## start

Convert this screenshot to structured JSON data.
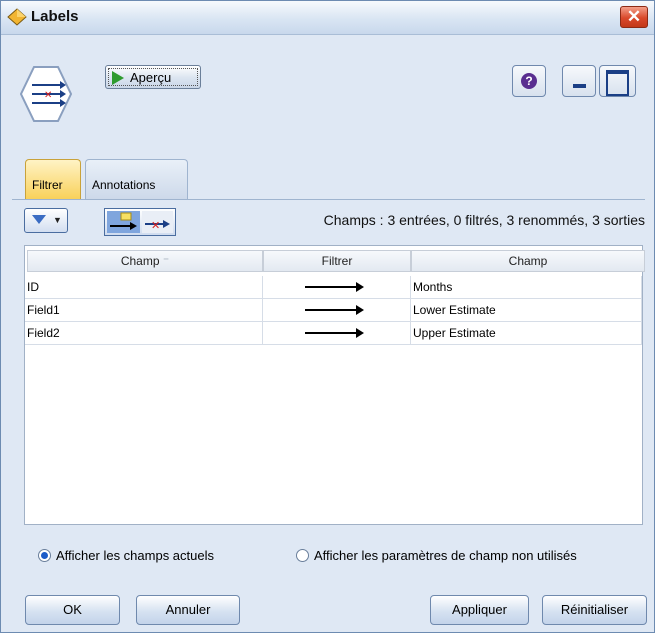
{
  "window": {
    "title": "Labels",
    "close_glyph": "✕"
  },
  "toolbar": {
    "preview_label": "Aperçu",
    "help_glyph": "?"
  },
  "tabs": [
    {
      "label": "Filtrer",
      "active": true
    },
    {
      "label": "Annotations",
      "active": false
    }
  ],
  "filter": {
    "summary": "Champs : 3 entrées, 0 filtrés, 3 renommés, 3 sorties",
    "columns": [
      "Champ",
      "Filtrer",
      "Champ"
    ],
    "sort_glyph": "⁻",
    "rows": [
      {
        "input": "ID",
        "output": "Months"
      },
      {
        "input": "Field1",
        "output": "Lower Estimate"
      },
      {
        "input": "Field2",
        "output": "Upper Estimate"
      }
    ],
    "radio_current": "Afficher les champs actuels",
    "radio_unused": "Afficher les paramètres de champ non utilisés"
  },
  "buttons": {
    "ok": "OK",
    "cancel": "Annuler",
    "apply": "Appliquer",
    "reset": "Réinitialiser"
  },
  "colors": {
    "accent": "#1b5bc8",
    "tab_active": "#f9d15a"
  }
}
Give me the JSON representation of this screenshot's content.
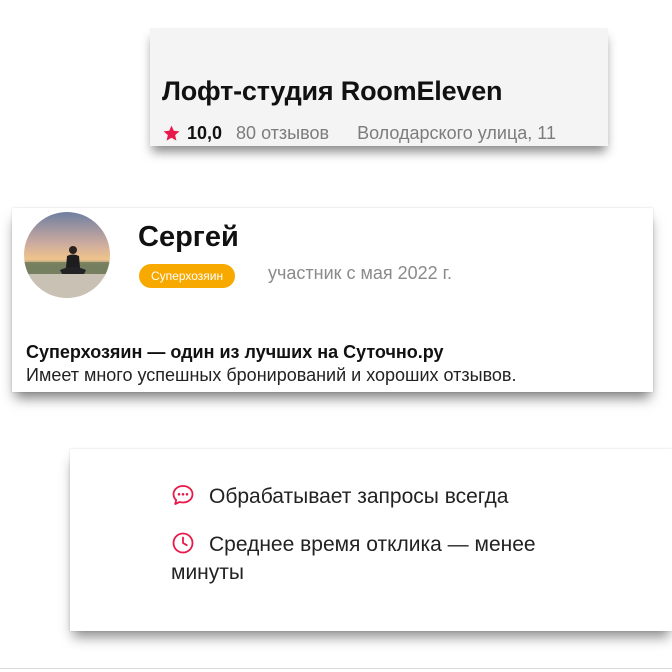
{
  "listing": {
    "title": "Лофт-студия RoomEleven",
    "rating": "10,0",
    "reviews": "80 отзывов",
    "address": "Володарского улица, 11",
    "star_color": "#e8194a"
  },
  "host": {
    "name": "Сергей",
    "badge": "Суперхозяин",
    "member_since": "участник с мая 2022 г.",
    "super_title": "Суперхозяин — один из лучших на Суточно.ру",
    "super_desc": "Имеет много успешных бронирований и хороших отзывов.",
    "badge_color": "#f8a900"
  },
  "response": {
    "requests_text": "Обрабатывает запросы всегда",
    "response_time_text": "Среднее время отклика — менее минуты",
    "icon_color": "#e8194a",
    "icons": [
      "chat-bubble-icon",
      "clock-icon"
    ]
  }
}
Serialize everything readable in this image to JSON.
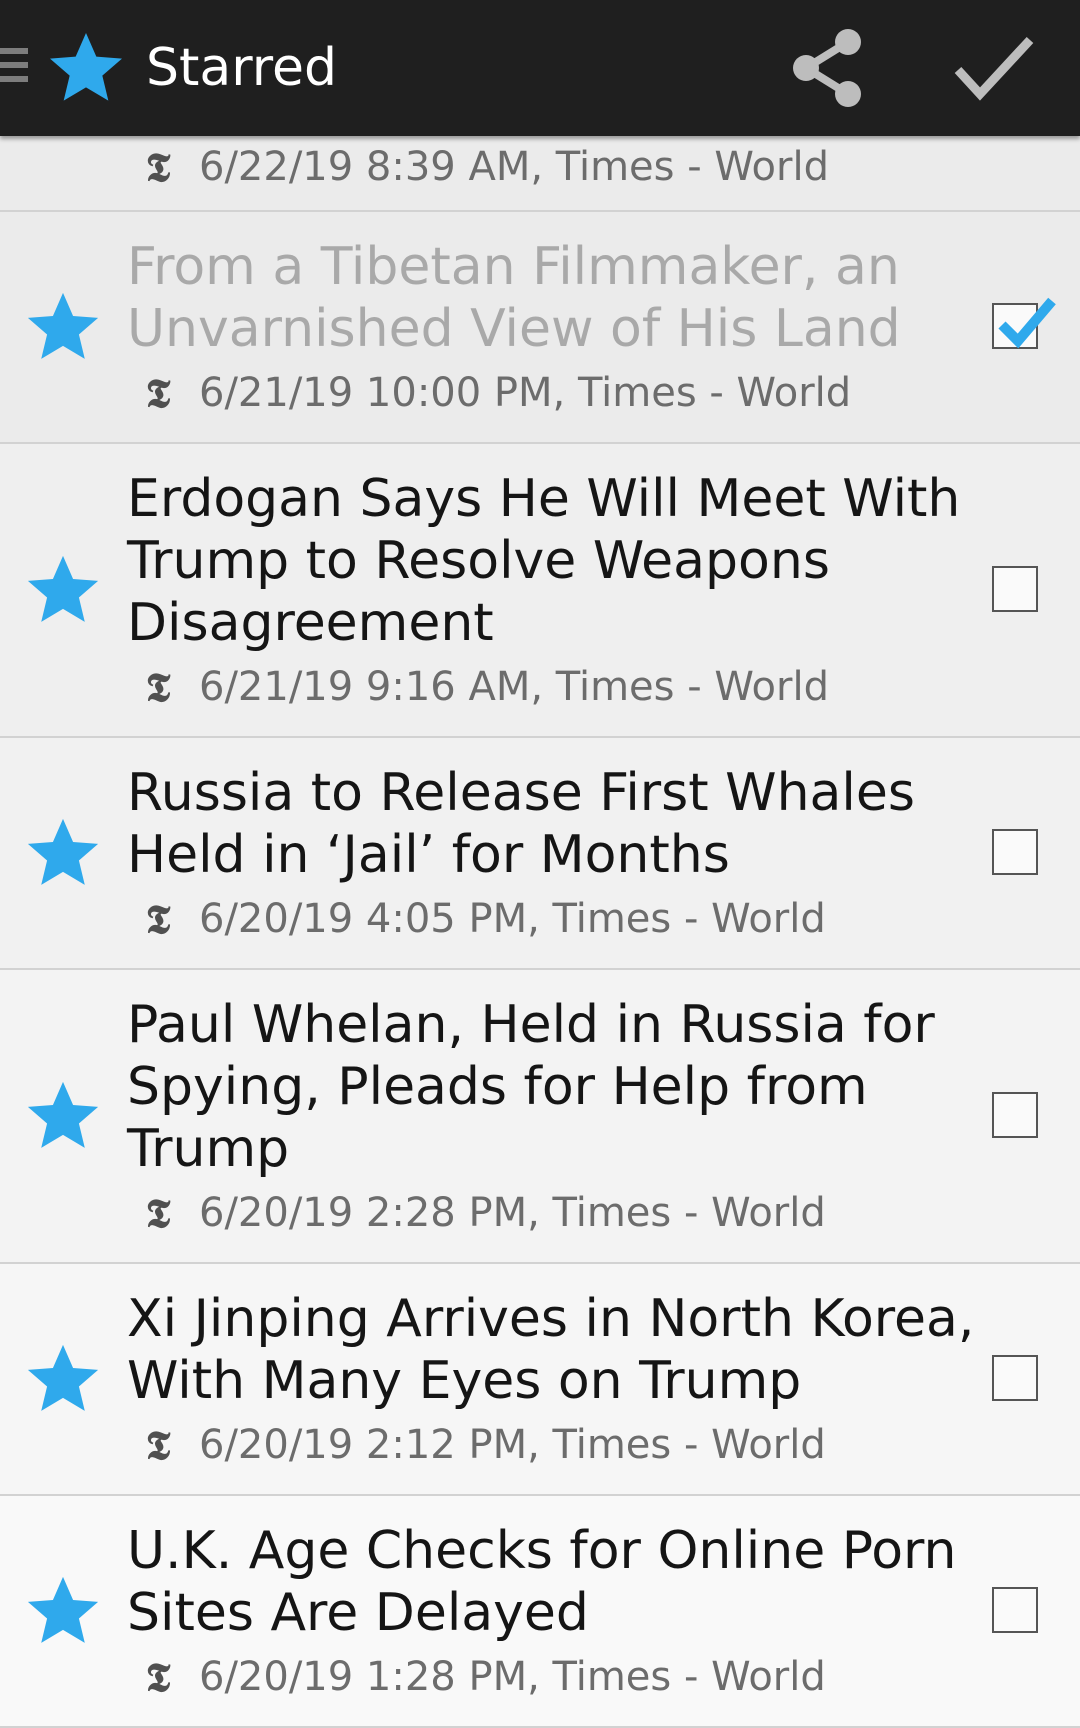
{
  "appbar": {
    "title": "Starred",
    "accent_color": "#2fa9ec",
    "icons": [
      "menu-icon",
      "star-icon",
      "share-icon",
      "check-icon"
    ]
  },
  "rows": [
    {
      "title": "",
      "meta": "6/22/19 8:39 AM, Times - World",
      "starred": false,
      "checked": false,
      "read": true
    },
    {
      "title": "From a Tibetan Filmmaker, an Unvarnished View of His Land",
      "meta": "6/21/19 10:00 PM, Times - World",
      "starred": true,
      "checked": true,
      "read": true
    },
    {
      "title": "Erdogan Says He Will Meet With Trump to Resolve Weapons Disagreement",
      "meta": "6/21/19 9:16 AM, Times - World",
      "starred": true,
      "checked": false,
      "read": false
    },
    {
      "title": "Russia to Release First Whales Held in ‘Jail’ for Months",
      "meta": "6/20/19 4:05 PM, Times - World",
      "starred": true,
      "checked": false,
      "read": false
    },
    {
      "title": "Paul Whelan, Held in Russia for Spying, Pleads for Help from Trump",
      "meta": "6/20/19 2:28 PM, Times - World",
      "starred": true,
      "checked": false,
      "read": false
    },
    {
      "title": "Xi Jinping Arrives in North Korea, With Many Eyes on Trump",
      "meta": "6/20/19 2:12 PM, Times - World",
      "starred": true,
      "checked": false,
      "read": false
    },
    {
      "title": "U.K. Age Checks for Online Porn Sites Are Delayed",
      "meta": "6/20/19 1:28 PM, Times - World",
      "starred": true,
      "checked": false,
      "read": false
    }
  ],
  "source_glyph": "𝕿"
}
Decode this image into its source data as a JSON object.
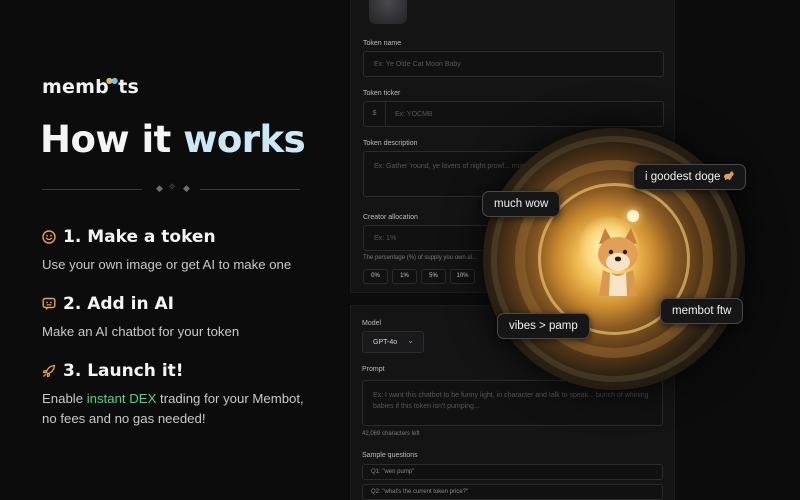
{
  "brand": {
    "prefix": "memb",
    "suffix": "ts"
  },
  "headline": {
    "part1": "How it ",
    "part2": "works"
  },
  "steps": [
    {
      "title": "1. Make a token",
      "icon": "smiley-icon",
      "desc": "Use your own image or get AI to make one"
    },
    {
      "title": "2. Add in AI",
      "icon": "chat-icon",
      "desc": "Make an AI chatbot for your token"
    },
    {
      "title": "3. Launch it!",
      "icon": "rocket-icon",
      "desc_pre": "Enable ",
      "desc_hl": "instant DEX",
      "desc_post": " trading for your Membot,",
      "desc_line2": "no fees and no gas needed!"
    }
  ],
  "form": {
    "token_name_label": "Token name",
    "token_name_placeholder": "Ex: Ye Olde Cat Moon Baby",
    "ticker_label": "Token ticker",
    "ticker_prefix": "$",
    "ticker_placeholder": "Ex: YOCMB",
    "description_label": "Token description",
    "description_placeholder": "Ex: Gather 'round, ye lovers of night prowl... most bewitching spectacle of the crypt...",
    "allocation_label": "Creator allocation",
    "allocation_placeholder": "Ex: 1%",
    "allocation_hint": "The percentage (%) of supply you own al...",
    "allocation_chips": [
      "0%",
      "1%",
      "5%",
      "10%"
    ],
    "model_label": "Model",
    "model_value": "GPT-4o",
    "prompt_label": "Prompt",
    "prompt_placeholder": "Ex: I want this chatbot to be funny light, in character and talk to speak... bunch of whining babies if this token isn't pumping...",
    "char_count": "42,069 characters left",
    "sample_label": "Sample questions",
    "questions": [
      "Q1: \"wen pump\"",
      "Q2: \"what's the current token price?\""
    ]
  },
  "bubbles": {
    "b1": "much wow",
    "b2": "i goodest doge",
    "b3": "vibes > pamp",
    "b4": "membot ftw"
  },
  "colors": {
    "accent_green": "#49d98c",
    "accent_orange": "#e9a34a",
    "accent_blue": "#cbe8f5",
    "background": "#0c0c0d"
  }
}
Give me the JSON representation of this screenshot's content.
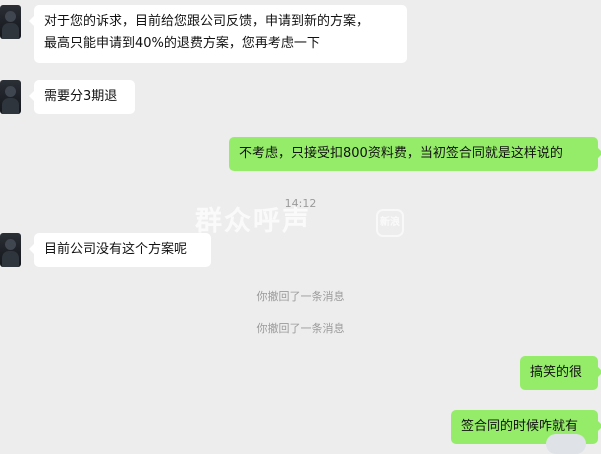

## end

• [Stated task]: From the records given above, reproduce all text exactly and exclude each picture.

• [Task answer]:
Convert this screenshot to structured JSON data.
{
  "window": {
    "title": "Labels",
    "close_glyph": "✕"
  },
  "toolbar": {
    "preview_label": "Aperçu",
    "help_glyph": "?"
  },
  "tabs": [
    {
      "label": "Filtrer",
      "active": true
    },
    {
      "label": "Annotations",
      "active": false
    }
  ],
  "filter": {
    "summary": "Champs : 3 entrées, 0 filtrés, 3 renommés, 3 sorties",
    "columns": [
      "Champ",
      "Filtrer",
      "Champ"
    ],
    "sort_glyph": "⁻",
    "rows": [
      {
        "input": "ID",
        "output": "Months"
      },
      {
        "input": "Field1",
        "output": "Lower Estimate"
      },
      {
        "input": "Field2",
        "output": "Upper Estimate"
      }
    ],
    "radio_current": "Afficher les champs actuels",
    "radio_unused": "Afficher les paramètres de champ non utilisés"
  },
  "buttons": {
    "ok": "OK",
    "cancel": "Annuler",
    "apply": "Appliquer",
    "reset": "Réinitialiser"
  },
  "colors": {
    "accent": "#1b5bc8",
    "tab_active": "#f9d15a"
  }
}
Give me the JSON representation of this screenshot's content.
{
  "listing": {
    "title": "Лофт-студия RoomEleven",
    "rating": "10,0",
    "reviews": "80 отзывов",
    "address": "Володарского улица, 11",
    "star_color": "#e8194a"
  },
  "host": {
    "name": "Сергей",
    "badge": "Суперхозяин",
    "member_since": "участник с мая 2022 г.",
    "super_title": "Суперхозяин — один из лучших на Суточно.ру",
    "super_desc": "Имеет много успешных бронирований и хороших отзывов.",
    "badge_color": "#f8a900"
  },
  "response": {
    "requests_text": "Обрабатывает запросы всегда",
    "response_time_text": "Среднее время отклика — менее минуты",
    "icon_color": "#e8194a",
    "icons": [
      "chat-bubble-icon",
      "clock-icon"
    ]
  }
}
Serialize everything readable in this image to JSON.
{
  "appbar": {
    "title": "Starred",
    "accent_color": "#2fa9ec",
    "icons": [
      "menu-icon",
      "star-icon",
      "share-icon",
      "check-icon"
    ]
  },
  "rows": [
    {
      "title": "",
      "meta": "6/22/19 8:39 AM, Times - World",
      "starred": false,
      "checked": false,
      "read": true
    },
    {
      "title": "From a Tibetan Filmmaker, an Unvarnished View of His Land",
      "meta": "6/21/19 10:00 PM, Times - World",
      "starred": true,
      "checked": true,
      "read": true
    },
    {
      "title": "Erdogan Says He Will Meet With Trump to Resolve Weapons Disagreement",
      "meta": "6/21/19 9:16 AM, Times - World",
      "starred": true,
      "checked": false,
      "read": false
    },
    {
      "title": "Russia to Release First Whales Held in ‘Jail’ for Months",
      "meta": "6/20/19 4:05 PM, Times - World",
      "starred": true,
      "checked": false,
      "read": false
    },
    {
      "title": "Paul Whelan, Held in Russia for Spying, Pleads for Help from Trump",
      "meta": "6/20/19 2:28 PM, Times - World",
      "starred": true,
      "checked": false,
      "read": false
    },
    {
      "title": "Xi Jinping Arrives in North Korea, With Many Eyes on Trump",
      "meta": "6/20/19 2:12 PM, Times - World",
      "starred": true,
      "checked": false,
      "read": false
    },
    {
      "title": "U.K. Age Checks for Online Porn Sites Are Delayed",
      "meta": "6/20/19 1:28 PM, Times - World",
      "starred": true,
      "checked": false,
      "read": false
    }
  ],
  "source_glyph": "𝕿"
}
Decode this image into its source data as a JSON object.
{
  "brand": {
    "prefix": "memb",
    "suffix": "ts"
  },
  "headline": {
    "part1": "How it ",
    "part2": "works"
  },
  "steps": [
    {
      "title": "1. Make a token",
      "icon": "smiley-icon",
      "desc": "Use your own image or get AI to make one"
    },
    {
      "title": "2. Add in AI",
      "icon": "chat-icon",
      "desc": "Make an AI chatbot for your token"
    },
    {
      "title": "3. Launch it!",
      "icon": "rocket-icon",
      "desc_pre": "Enable ",
      "desc_hl": "instant DEX",
      "desc_post": " trading for your Membot,",
      "desc_line2": "no fees and no gas needed!"
    }
  ],
  "form": {
    "token_name_label": "Token name",
    "token_name_placeholder": "Ex: Ye Olde Cat Moon Baby",
    "ticker_label": "Token ticker",
    "ticker_prefix": "$",
    "ticker_placeholder": "Ex: YOCMB",
    "description_label": "Token description",
    "description_placeholder": "Ex: Gather 'round, ye lovers of night prowl... most bewitching spectacle of the crypt...",
    "allocation_label": "Creator allocation",
    "allocation_placeholder": "Ex: 1%",
    "allocation_hint": "The percentage (%) of supply you own al...",
    "allocation_chips": [
      "0%",
      "1%",
      "5%",
      "10%"
    ],
    "model_label": "Model",
    "model_value": "GPT-4o",
    "prompt_label": "Prompt",
    "prompt_placeholder": "Ex: I want this chatbot to be funny light, in character and talk to speak... bunch of whining babies if this token isn't pumping...",
    "char_count": "42,069 characters left",
    "sample_label": "Sample questions",
    "questions": [
      "Q1: \"wen pump\"",
      "Q2: \"what's the current token price?\""
    ]
  },
  "bubbles": {
    "b1": "much wow",
    "b2": "i goodest doge",
    "b3": "vibes > pamp",
    "b4": "membot ftw"
  },
  "colors": {
    "accent_green": "#49d98c",
    "accent_orange": "#e9a34a",
    "accent_blue": "#cbe8f5",
    "background": "#0c0c0d"
  }
}
Give me the JSON representation of this screenshot's content.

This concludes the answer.